--- THE PROBLEM ---
Repeat the listing exactly as given, omitting every image.

--- DATA FOR THE TASK ---
================

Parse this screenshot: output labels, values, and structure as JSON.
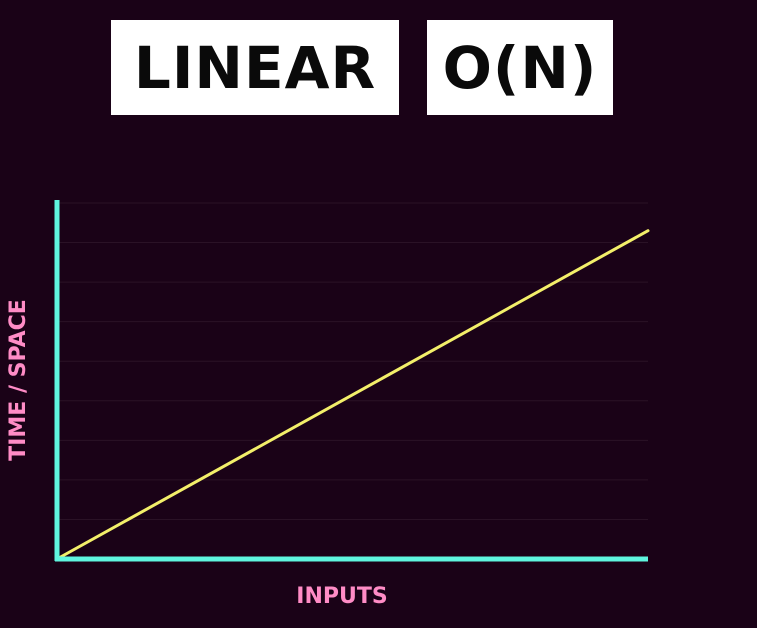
{
  "header": {
    "title": "LINEAR",
    "complexity": "O(N)"
  },
  "colors": {
    "background": "#1a0217",
    "axis": "#5ff5df",
    "line": "#f3ef6a",
    "label": "#ff8cc6",
    "grid": "#2a1226"
  },
  "chart_data": {
    "type": "line",
    "title": "",
    "xlabel": "INPUTS",
    "ylabel": "TIME / SPACE",
    "xlim": [
      0,
      10
    ],
    "ylim": [
      0,
      9
    ],
    "grid": true,
    "series": [
      {
        "x": [
          0,
          10
        ],
        "y": [
          0,
          8.3
        ]
      }
    ]
  }
}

================

--- OUTPUT FOR THIS EXERCISE ---
Parse this screenshot: output labels, values, and structure as JSON.
{
  "header": {
    "title": "LINEAR",
    "complexity": "O(N)"
  },
  "colors": {
    "background": "#1a0217",
    "axis": "#5ff5df",
    "line": "#f3ef6a",
    "label": "#ff8cc6",
    "grid": "#2a1226"
  },
  "chart_data": {
    "type": "line",
    "title": "",
    "xlabel": "INPUTS",
    "ylabel": "TIME / SPACE",
    "xlim": [
      0,
      10
    ],
    "ylim": [
      0,
      9
    ],
    "grid": true,
    "series": [
      {
        "x": [
          0,
          10
        ],
        "y": [
          0,
          8.3
        ]
      }
    ]
  }
}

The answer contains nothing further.